_PROBLEM REQUIREMENTS_:
Present each line of the entries below that holds the word "Garcke".

_LISTING_:
☆ ☆ ☆

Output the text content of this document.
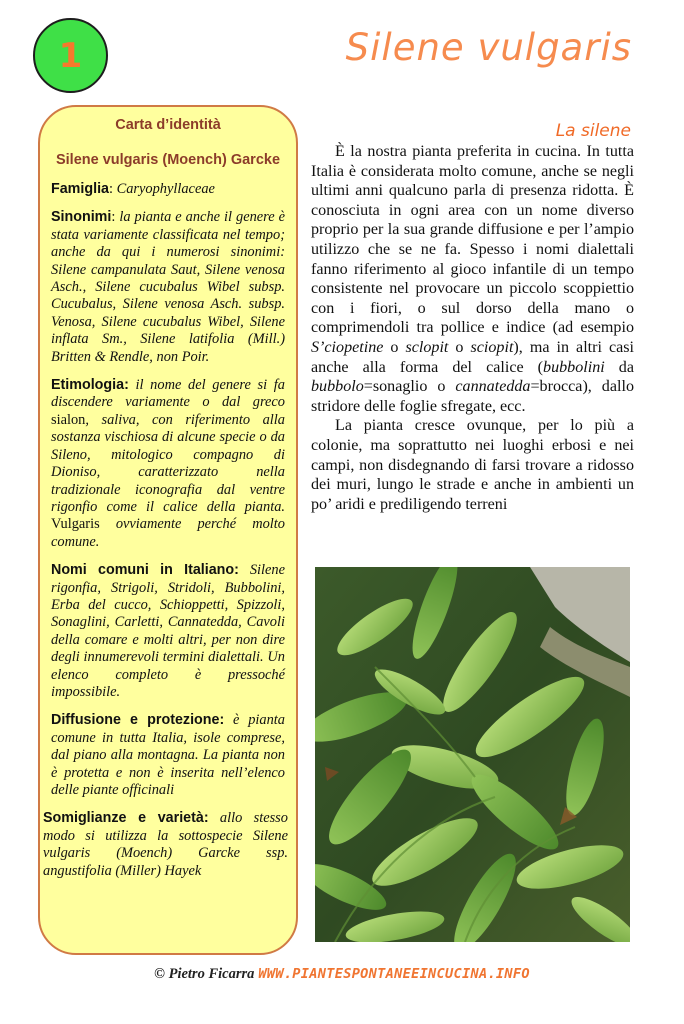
1	Silene vulgaris

Carta d’identità

Silene vulgaris (Moench) Garcke

Famiglia: Caryophyllaceae

Sinonimi: la pianta e anche il genere è stata variamente classificata nel tempo; anche da qui i numerosi sinonimi: Silene campanulata Saut, Silene venosa Asch., Silene cucubalus Wibel subsp. Cucubalus, Silene venosa Asch. subsp. Venosa, Silene cucubalus Wibel, Silene inflata Sm., Silene latifolia (Mill.) Britten & Rendle, non Poir.

Etimologia: il nome del genere si fa discendere variamente o dal greco sialon, saliva, con riferimento alla sostanza vischiosa di alcune specie o da Sileno, mitologico compagno di Dioniso, caratterizzato nella tradizionale iconografia dal ventre rigonfio come il calice della pianta. Vulgaris ovviamente perché molto comune.

Nomi comuni in Italiano: Silene rigonfia, Strigoli, Stridoli, Bubbolini, Erba del cucco, Schioppetti, Spizzoli, Sonaglini, Carletti, Cannatedda, Cavoli della comare e molti altri, per non dire degli innumerevoli termini dialettali. Un elenco completo è pressoché impossibile.

Diffusione e protezione: è pianta comune in tutta Italia, isole comprese, dal piano alla montagna. La pianta non è protetta e non è inserita nell’elenco delle piante officinali

Somiglianze e varietà: allo stesso modo si utilizza la sottospecie Silene vulgaris (Moench) Garcke ssp. angustifolia (Miller) Hayek

La silene

È la nostra pianta preferita in cucina. In tutta Italia è considerata molto comune, anche se negli ultimi anni qualcuno parla di presenza ridotta. È conosciuta in ogni area con un nome diverso proprio per la sua grande diffusione e per l’ampio utilizzo che se ne fa. Spesso i nomi dialettali fanno riferimento al gioco infantile di un tempo consistente nel provocare un piccolo scoppiettio con i fiori, o sul dorso della mano o comprimendoli tra pollice e indice (ad esempio S’ciopetine o sclopit o sciopit), ma in altri casi anche alla forma del calice (bubbolini da bubbolo=sonaglio o cannatedda=brocca), dallo stridore delle foglie sfregate, ecc.

La pianta cresce ovunque, per lo più a colonie, ma soprattutto nei luoghi erbosi e nei campi, non disdegnando di farsi trovare a ridosso dei muri, lungo le strade e anche in ambienti un po’ aridi e prediligendo terreni

© Pietro Ficarra WWW.PIANTESPONTANEEINCUCINA.INFO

☆ ☆ ☆

_FINAL RESULT_:
Silene vulgaris (Moench) Garcke
Somiglianze e varietà: allo stesso modo si utilizza la sottospecie Silene vulgaris (Moench) Garcke ssp. angustifolia (Miller) Hayek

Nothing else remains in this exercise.